— Begin Exercise material —

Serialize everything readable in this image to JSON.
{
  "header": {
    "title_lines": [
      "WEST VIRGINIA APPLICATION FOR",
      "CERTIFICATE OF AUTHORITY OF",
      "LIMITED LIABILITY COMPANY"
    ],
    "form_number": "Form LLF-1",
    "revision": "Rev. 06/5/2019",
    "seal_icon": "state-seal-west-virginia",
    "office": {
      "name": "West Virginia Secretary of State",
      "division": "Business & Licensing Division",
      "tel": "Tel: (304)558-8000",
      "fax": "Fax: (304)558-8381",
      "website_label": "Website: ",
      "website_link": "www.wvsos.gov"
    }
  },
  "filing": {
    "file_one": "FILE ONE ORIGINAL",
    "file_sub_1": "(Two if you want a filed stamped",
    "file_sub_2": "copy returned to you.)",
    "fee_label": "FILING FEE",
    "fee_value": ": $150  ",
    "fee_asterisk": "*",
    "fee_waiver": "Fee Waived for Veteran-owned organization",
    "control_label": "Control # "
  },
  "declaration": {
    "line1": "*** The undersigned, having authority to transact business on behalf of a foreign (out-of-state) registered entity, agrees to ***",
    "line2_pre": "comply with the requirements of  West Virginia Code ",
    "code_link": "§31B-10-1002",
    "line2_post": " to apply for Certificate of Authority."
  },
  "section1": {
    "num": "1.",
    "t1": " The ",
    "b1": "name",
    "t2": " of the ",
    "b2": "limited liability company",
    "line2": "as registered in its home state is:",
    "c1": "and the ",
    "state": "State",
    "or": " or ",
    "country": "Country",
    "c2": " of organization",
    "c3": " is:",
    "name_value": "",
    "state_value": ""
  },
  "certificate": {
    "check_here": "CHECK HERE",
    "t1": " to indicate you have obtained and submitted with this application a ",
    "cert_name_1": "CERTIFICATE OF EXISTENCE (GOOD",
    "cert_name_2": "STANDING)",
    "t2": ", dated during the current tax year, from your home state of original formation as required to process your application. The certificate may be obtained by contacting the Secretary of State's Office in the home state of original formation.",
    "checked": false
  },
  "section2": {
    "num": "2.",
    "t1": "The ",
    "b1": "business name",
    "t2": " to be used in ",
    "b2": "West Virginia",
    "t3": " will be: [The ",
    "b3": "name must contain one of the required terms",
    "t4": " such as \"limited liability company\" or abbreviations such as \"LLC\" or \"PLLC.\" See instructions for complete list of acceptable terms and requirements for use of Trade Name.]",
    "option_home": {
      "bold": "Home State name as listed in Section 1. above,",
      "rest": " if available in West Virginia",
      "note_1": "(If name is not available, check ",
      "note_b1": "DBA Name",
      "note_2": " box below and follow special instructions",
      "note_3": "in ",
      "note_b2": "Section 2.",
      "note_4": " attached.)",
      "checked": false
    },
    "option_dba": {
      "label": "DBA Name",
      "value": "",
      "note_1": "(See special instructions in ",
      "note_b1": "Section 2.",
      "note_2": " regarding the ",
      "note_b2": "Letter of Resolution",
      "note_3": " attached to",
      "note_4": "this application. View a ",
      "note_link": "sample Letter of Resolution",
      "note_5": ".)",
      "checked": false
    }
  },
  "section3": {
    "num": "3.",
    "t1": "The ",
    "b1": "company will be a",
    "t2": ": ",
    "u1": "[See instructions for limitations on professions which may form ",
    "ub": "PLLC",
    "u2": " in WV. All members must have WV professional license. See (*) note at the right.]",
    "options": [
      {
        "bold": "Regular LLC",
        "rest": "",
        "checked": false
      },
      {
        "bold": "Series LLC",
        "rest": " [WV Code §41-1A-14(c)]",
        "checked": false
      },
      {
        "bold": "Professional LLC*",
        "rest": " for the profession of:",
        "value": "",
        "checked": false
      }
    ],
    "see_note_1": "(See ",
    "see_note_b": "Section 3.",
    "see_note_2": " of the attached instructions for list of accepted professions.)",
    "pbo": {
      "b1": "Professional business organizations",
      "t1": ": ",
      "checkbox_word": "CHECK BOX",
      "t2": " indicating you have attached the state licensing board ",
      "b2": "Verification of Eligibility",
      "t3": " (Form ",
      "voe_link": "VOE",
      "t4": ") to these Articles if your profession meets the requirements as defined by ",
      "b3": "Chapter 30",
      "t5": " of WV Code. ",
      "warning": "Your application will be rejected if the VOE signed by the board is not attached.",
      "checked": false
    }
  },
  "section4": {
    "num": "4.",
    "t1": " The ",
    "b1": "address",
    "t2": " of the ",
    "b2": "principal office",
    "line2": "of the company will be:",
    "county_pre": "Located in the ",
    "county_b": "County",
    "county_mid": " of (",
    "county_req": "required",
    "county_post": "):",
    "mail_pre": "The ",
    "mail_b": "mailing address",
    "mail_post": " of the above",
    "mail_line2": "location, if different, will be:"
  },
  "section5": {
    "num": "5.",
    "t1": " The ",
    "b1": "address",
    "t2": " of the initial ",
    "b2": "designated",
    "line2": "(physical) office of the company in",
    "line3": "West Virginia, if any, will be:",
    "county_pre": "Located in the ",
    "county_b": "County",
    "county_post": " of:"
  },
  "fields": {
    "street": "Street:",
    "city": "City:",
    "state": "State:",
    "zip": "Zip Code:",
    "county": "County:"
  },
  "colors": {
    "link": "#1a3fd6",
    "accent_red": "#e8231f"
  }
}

— End Exercise material —

Your instructions: Collect, from the material above, every line containing the word "will".

Response for this exercise:
    "t3": " will be: [The ",
    "b1": "company will be a",
      "warning": "Your application will be rejected if the VOE signed by the board is not attached.",
    "line2": "of the company will be:",
    "mail_line2": "location, if different, will be:"
    "line3": "West Virginia, if any, will be:",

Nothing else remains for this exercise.